INFORMATION SHOWN:
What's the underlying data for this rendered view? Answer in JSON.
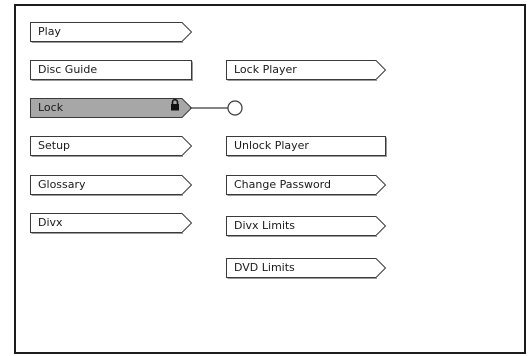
{
  "menu": {
    "left": [
      {
        "label": "Play",
        "shape": "arrow"
      },
      {
        "label": "Disc Guide",
        "shape": "rect"
      },
      {
        "label": "Lock",
        "shape": "arrow",
        "selected": true,
        "icon": "lock-icon"
      },
      {
        "label": "Setup",
        "shape": "arrow"
      },
      {
        "label": "Glossary",
        "shape": "arrow"
      },
      {
        "label": "Divx",
        "shape": "arrow"
      }
    ],
    "right": [
      {
        "label": "Lock Player",
        "shape": "arrow"
      },
      {
        "label": "Unlock Player",
        "shape": "rect"
      },
      {
        "label": "Change Password",
        "shape": "arrow"
      },
      {
        "label": "Divx Limits",
        "shape": "arrow"
      },
      {
        "label": "DVD Limits",
        "shape": "arrow"
      }
    ]
  },
  "colors": {
    "border": "#1c1c1c",
    "button_outline": "#3a3a3a",
    "selected_fill": "#a7a7a7",
    "button_fill": "#ffffff"
  }
}
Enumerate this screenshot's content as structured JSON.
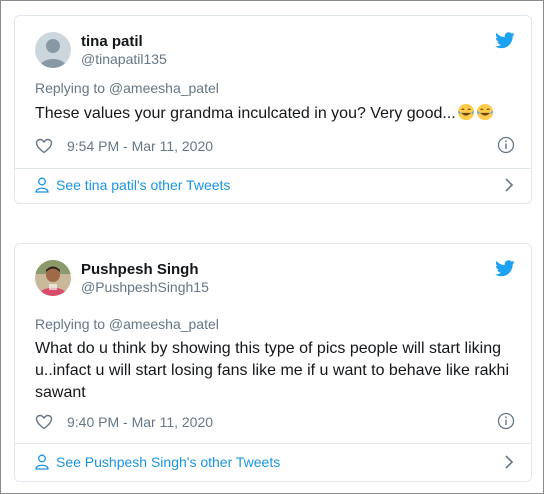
{
  "colors": {
    "link": "#1b95e0",
    "muted": "#657786",
    "text": "#14171a",
    "border": "#e1e8ed"
  },
  "tweets": [
    {
      "name": "tina patil",
      "handle": "@tinapatil135",
      "replying": "Replying to @ameesha_patel",
      "text": "These values your grandma inculcated in you? Very good...",
      "emojis": [
        "face-with-tears-of-joy",
        "face-with-tears-of-joy"
      ],
      "timestamp": "9:54 PM - Mar 11, 2020",
      "footer": "See tina patil's other Tweets"
    },
    {
      "name": "Pushpesh Singh",
      "handle": "@PushpeshSingh15",
      "replying": "Replying to @ameesha_patel",
      "text": "What do u think by showing this type of pics people will start liking u..infact u will start losing fans like me if u want to behave like rakhi sawant",
      "timestamp": "9:40 PM - Mar 11, 2020",
      "footer": "See Pushpesh Singh's other Tweets"
    }
  ]
}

DIRECTIVE:
Return to the listing above and set it down exactly, leaving out its pictures.

FINAL RESULT:
What's the underlying data for this rendered view? Answer in JSON.
{
  "menu": {
    "left": [
      {
        "label": "Play",
        "shape": "arrow"
      },
      {
        "label": "Disc Guide",
        "shape": "rect"
      },
      {
        "label": "Lock",
        "shape": "arrow",
        "selected": true,
        "icon": "lock-icon"
      },
      {
        "label": "Setup",
        "shape": "arrow"
      },
      {
        "label": "Glossary",
        "shape": "arrow"
      },
      {
        "label": "Divx",
        "shape": "arrow"
      }
    ],
    "right": [
      {
        "label": "Lock Player",
        "shape": "arrow"
      },
      {
        "label": "Unlock Player",
        "shape": "rect"
      },
      {
        "label": "Change Password",
        "shape": "arrow"
      },
      {
        "label": "Divx Limits",
        "shape": "arrow"
      },
      {
        "label": "DVD Limits",
        "shape": "arrow"
      }
    ]
  },
  "colors": {
    "border": "#1c1c1c",
    "button_outline": "#3a3a3a",
    "selected_fill": "#a7a7a7",
    "button_fill": "#ffffff"
  }
}
Enumerate this screenshot's content as structured JSON.
{
  "colors": {
    "link": "#1b95e0",
    "muted": "#657786",
    "text": "#14171a",
    "border": "#e1e8ed"
  },
  "tweets": [
    {
      "name": "tina patil",
      "handle": "@tinapatil135",
      "replying": "Replying to @ameesha_patel",
      "text": "These values your grandma inculcated in you? Very good...",
      "emojis": [
        "face-with-tears-of-joy",
        "face-with-tears-of-joy"
      ],
      "timestamp": "9:54 PM - Mar 11, 2020",
      "footer": "See tina patil's other Tweets"
    },
    {
      "name": "Pushpesh Singh",
      "handle": "@PushpeshSingh15",
      "replying": "Replying to @ameesha_patel",
      "text": "What do u think by showing this type of pics people will start liking u..infact u will start losing fans like me if u want to behave like rakhi sawant",
      "timestamp": "9:40 PM - Mar 11, 2020",
      "footer": "See Pushpesh Singh's other Tweets"
    }
  ]
}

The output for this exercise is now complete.